**INSTRUCTION:**
Work out how many lines hold the string "from". Give that number and nothing more.

— Begin EXTRACTED MATERIAL —

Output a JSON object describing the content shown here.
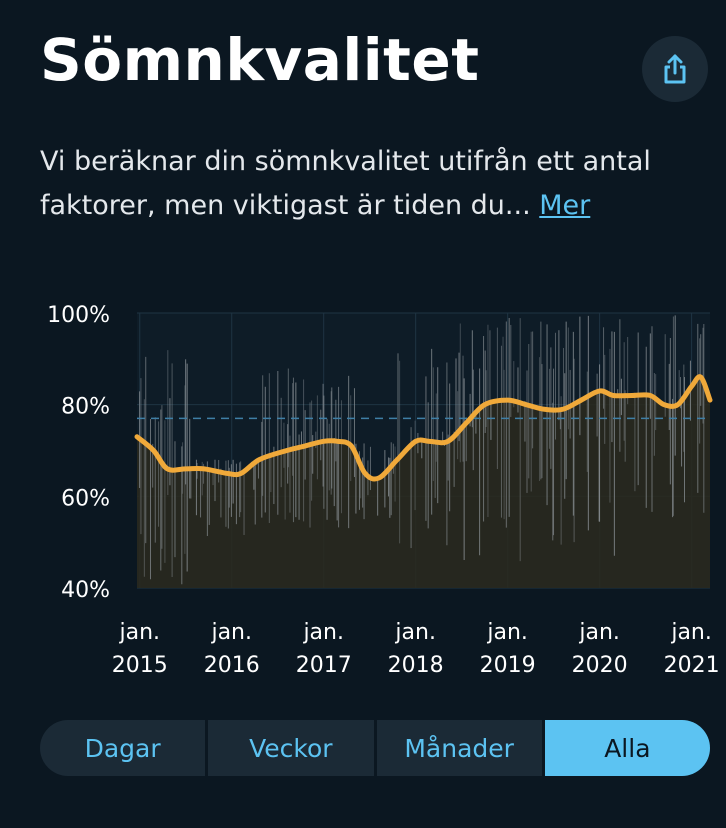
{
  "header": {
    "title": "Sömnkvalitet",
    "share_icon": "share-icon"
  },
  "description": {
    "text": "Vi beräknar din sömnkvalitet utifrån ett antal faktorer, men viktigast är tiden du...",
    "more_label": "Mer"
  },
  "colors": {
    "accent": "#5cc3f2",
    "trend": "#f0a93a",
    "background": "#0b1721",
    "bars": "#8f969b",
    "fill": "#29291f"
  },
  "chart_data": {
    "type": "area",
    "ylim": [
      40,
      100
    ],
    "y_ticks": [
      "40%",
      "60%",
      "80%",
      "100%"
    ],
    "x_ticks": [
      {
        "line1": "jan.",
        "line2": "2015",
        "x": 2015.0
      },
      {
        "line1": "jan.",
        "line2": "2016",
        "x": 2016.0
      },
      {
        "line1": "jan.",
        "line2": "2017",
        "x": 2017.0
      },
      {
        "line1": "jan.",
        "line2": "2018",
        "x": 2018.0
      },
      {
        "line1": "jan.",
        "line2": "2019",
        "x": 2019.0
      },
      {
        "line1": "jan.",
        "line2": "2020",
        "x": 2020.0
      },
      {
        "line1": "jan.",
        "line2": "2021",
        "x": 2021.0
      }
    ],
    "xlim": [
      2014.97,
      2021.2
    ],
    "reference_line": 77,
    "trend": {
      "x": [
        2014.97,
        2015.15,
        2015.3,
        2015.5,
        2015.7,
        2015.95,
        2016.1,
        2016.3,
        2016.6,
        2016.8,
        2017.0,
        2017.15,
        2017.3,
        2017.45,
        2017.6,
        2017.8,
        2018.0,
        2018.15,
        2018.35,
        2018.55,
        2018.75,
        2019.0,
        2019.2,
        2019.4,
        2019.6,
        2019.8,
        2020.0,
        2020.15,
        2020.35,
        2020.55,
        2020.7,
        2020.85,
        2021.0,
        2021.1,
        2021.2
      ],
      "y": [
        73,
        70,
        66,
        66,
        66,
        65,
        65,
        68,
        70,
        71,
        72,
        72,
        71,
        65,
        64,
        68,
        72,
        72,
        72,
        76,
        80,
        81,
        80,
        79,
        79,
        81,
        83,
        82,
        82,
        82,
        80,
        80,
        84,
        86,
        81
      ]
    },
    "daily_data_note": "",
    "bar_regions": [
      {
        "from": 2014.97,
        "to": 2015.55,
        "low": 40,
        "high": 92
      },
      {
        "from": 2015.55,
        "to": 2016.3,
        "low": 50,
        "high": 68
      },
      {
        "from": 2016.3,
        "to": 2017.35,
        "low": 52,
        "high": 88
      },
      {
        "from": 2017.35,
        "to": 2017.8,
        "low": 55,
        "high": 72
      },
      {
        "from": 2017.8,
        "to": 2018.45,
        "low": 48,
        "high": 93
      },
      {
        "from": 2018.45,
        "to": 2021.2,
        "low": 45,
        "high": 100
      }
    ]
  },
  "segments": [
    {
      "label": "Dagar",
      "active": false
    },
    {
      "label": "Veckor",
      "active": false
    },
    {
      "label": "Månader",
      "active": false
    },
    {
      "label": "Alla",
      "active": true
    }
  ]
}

— End EXTRACTED MATERIAL —

**RESULT:**
6